◆ **What to work on**
Return all of the data exactly, with nothing left out but the pictures.

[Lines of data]
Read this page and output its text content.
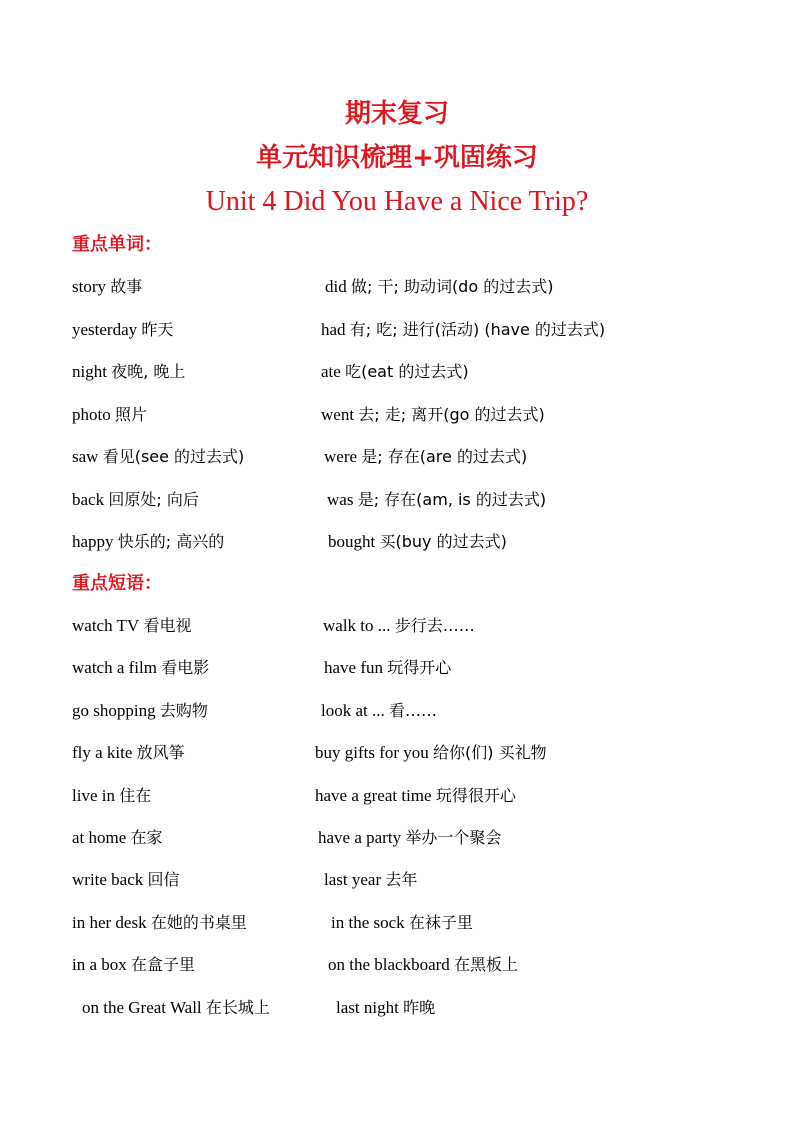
期末复习
单元知识梳理+巩固练习
Unit 4 Did You Have a Nice Trip?
重点单词：
story 故事
yesterday 昨天
night 夜晚, 晚上
photo 照片
saw 看见(see 的过去式)
back 回原处; 向后
happy 快乐的; 高兴的
did 做; 干; 助动词(do 的过去式)
had 有; 吃; 进行(活动) (have 的过去式)
ate 吃(eat 的过去式)
went 去; 走; 离开(go 的过去式)
were 是; 存在(are 的过去式)
was 是; 存在(am, is 的过去式)
bought 买(buy 的过去式)
重点短语：
watch TV 看电视
watch a film 看电影
go shopping 去购物
fly a kite 放风筝
live in 住在
at home 在家
write back 回信
in her desk 在她的书桌里
in a box 在盒子里
on the Great Wall 在长城上
walk to ... 步行去……
have fun 玩得开心
look at ... 看……
buy gifts for you 给你(们) 买礼物
have a great time 玩得很开心
have a party 举办一个聚会
last year 去年
in the sock 在袜子里
on the blackboard 在黑板上
last night 昨晚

◆ **Answer for the task**
Read this page and output its text content.
期末复习
单元知识梳理+巩固练习
Unit 4 Did You Have a Nice Trip?
重点单词：
story 故事
yesterday 昨天
night 夜晚, 晚上
photo 照片
saw 看见(see 的过去式)
back 回原处; 向后
happy 快乐的; 高兴的
did 做; 干; 助动词(do 的过去式)
had 有; 吃; 进行(活动) (have 的过去式)
ate 吃(eat 的过去式)
went 去; 走; 离开(go 的过去式)
were 是; 存在(are 的过去式)
was 是; 存在(am, is 的过去式)
bought 买(buy 的过去式)
重点短语：
watch TV 看电视
watch a film 看电影
go shopping 去购物
fly a kite 放风筝
live in 住在
at home 在家
write back 回信
in her desk 在她的书桌里
in a box 在盒子里
on the Great Wall 在长城上
walk to ... 步行去……
have fun 玩得开心
look at ... 看……
buy gifts for you 给你(们) 买礼物
have a great time 玩得很开心
have a party 举办一个聚会
last year 去年
in the sock 在袜子里
on the blackboard 在黑板上
last night 昨晚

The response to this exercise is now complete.